(Stored items)
-- Begin --

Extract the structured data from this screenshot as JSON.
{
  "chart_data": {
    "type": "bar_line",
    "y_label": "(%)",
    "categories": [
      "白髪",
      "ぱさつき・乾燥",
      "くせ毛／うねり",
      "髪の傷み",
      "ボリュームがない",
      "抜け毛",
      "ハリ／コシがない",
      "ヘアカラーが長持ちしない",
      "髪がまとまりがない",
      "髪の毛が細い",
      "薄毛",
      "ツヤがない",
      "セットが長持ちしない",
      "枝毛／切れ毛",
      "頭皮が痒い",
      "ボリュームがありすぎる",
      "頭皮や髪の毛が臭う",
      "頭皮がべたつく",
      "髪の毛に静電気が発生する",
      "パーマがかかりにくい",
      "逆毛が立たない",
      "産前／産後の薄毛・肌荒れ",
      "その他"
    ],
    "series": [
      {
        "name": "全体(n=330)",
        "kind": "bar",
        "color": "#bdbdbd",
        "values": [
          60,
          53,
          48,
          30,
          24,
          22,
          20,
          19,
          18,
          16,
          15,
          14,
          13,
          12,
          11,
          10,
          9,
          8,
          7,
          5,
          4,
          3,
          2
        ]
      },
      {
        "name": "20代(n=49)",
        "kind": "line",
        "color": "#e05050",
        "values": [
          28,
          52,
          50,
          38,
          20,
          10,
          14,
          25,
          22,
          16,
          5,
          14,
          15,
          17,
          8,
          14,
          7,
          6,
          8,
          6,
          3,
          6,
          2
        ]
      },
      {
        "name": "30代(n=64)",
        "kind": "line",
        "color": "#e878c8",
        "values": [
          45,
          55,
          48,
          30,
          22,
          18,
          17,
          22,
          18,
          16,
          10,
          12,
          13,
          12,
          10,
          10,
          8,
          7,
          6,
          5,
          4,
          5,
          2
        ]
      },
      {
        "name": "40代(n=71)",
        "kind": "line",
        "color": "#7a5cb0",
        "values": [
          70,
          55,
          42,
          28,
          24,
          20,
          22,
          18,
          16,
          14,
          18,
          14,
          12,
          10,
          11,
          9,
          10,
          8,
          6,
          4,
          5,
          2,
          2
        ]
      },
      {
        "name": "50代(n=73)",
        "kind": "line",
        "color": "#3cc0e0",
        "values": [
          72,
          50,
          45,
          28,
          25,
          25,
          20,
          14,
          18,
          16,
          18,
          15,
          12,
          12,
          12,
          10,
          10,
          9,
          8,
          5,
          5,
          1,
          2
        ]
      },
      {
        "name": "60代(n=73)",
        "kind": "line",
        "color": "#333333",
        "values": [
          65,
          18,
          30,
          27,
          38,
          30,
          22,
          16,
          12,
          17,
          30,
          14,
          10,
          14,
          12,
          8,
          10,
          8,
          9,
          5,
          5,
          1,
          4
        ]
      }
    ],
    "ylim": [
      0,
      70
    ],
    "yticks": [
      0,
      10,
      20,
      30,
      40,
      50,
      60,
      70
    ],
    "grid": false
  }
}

-- End --

**The request**
Output the full listing without altering anything.

**The completed task**
Extract the structured data from this screenshot as JSON.
{
  "chart_data": {
    "type": "bar_line",
    "y_label": "(%)",
    "categories": [
      "白髪",
      "ぱさつき・乾燥",
      "くせ毛／うねり",
      "髪の傷み",
      "ボリュームがない",
      "抜け毛",
      "ハリ／コシがない",
      "ヘアカラーが長持ちしない",
      "髪がまとまりがない",
      "髪の毛が細い",
      "薄毛",
      "ツヤがない",
      "セットが長持ちしない",
      "枝毛／切れ毛",
      "頭皮が痒い",
      "ボリュームがありすぎる",
      "頭皮や髪の毛が臭う",
      "頭皮がべたつく",
      "髪の毛に静電気が発生する",
      "パーマがかかりにくい",
      "逆毛が立たない",
      "産前／産後の薄毛・肌荒れ",
      "その他"
    ],
    "series": [
      {
        "name": "全体(n=330)",
        "kind": "bar",
        "color": "#bdbdbd",
        "values": [
          60,
          53,
          48,
          30,
          24,
          22,
          20,
          19,
          18,
          16,
          15,
          14,
          13,
          12,
          11,
          10,
          9,
          8,
          7,
          5,
          4,
          3,
          2
        ]
      },
      {
        "name": "20代(n=49)",
        "kind": "line",
        "color": "#e05050",
        "values": [
          28,
          52,
          50,
          38,
          20,
          10,
          14,
          25,
          22,
          16,
          5,
          14,
          15,
          17,
          8,
          14,
          7,
          6,
          8,
          6,
          3,
          6,
          2
        ]
      },
      {
        "name": "30代(n=64)",
        "kind": "line",
        "color": "#e878c8",
        "values": [
          45,
          55,
          48,
          30,
          22,
          18,
          17,
          22,
          18,
          16,
          10,
          12,
          13,
          12,
          10,
          10,
          8,
          7,
          6,
          5,
          4,
          5,
          2
        ]
      },
      {
        "name": "40代(n=71)",
        "kind": "line",
        "color": "#7a5cb0",
        "values": [
          70,
          55,
          42,
          28,
          24,
          20,
          22,
          18,
          16,
          14,
          18,
          14,
          12,
          10,
          11,
          9,
          10,
          8,
          6,
          4,
          5,
          2,
          2
        ]
      },
      {
        "name": "50代(n=73)",
        "kind": "line",
        "color": "#3cc0e0",
        "values": [
          72,
          50,
          45,
          28,
          25,
          25,
          20,
          14,
          18,
          16,
          18,
          15,
          12,
          12,
          12,
          10,
          10,
          9,
          8,
          5,
          5,
          1,
          2
        ]
      },
      {
        "name": "60代(n=73)",
        "kind": "line",
        "color": "#333333",
        "values": [
          65,
          18,
          30,
          27,
          38,
          30,
          22,
          16,
          12,
          17,
          30,
          14,
          10,
          14,
          12,
          8,
          10,
          8,
          9,
          5,
          5,
          1,
          4
        ]
      }
    ],
    "ylim": [
      0,
      70
    ],
    "yticks": [
      0,
      10,
      20,
      30,
      40,
      50,
      60,
      70
    ],
    "grid": false
  }
}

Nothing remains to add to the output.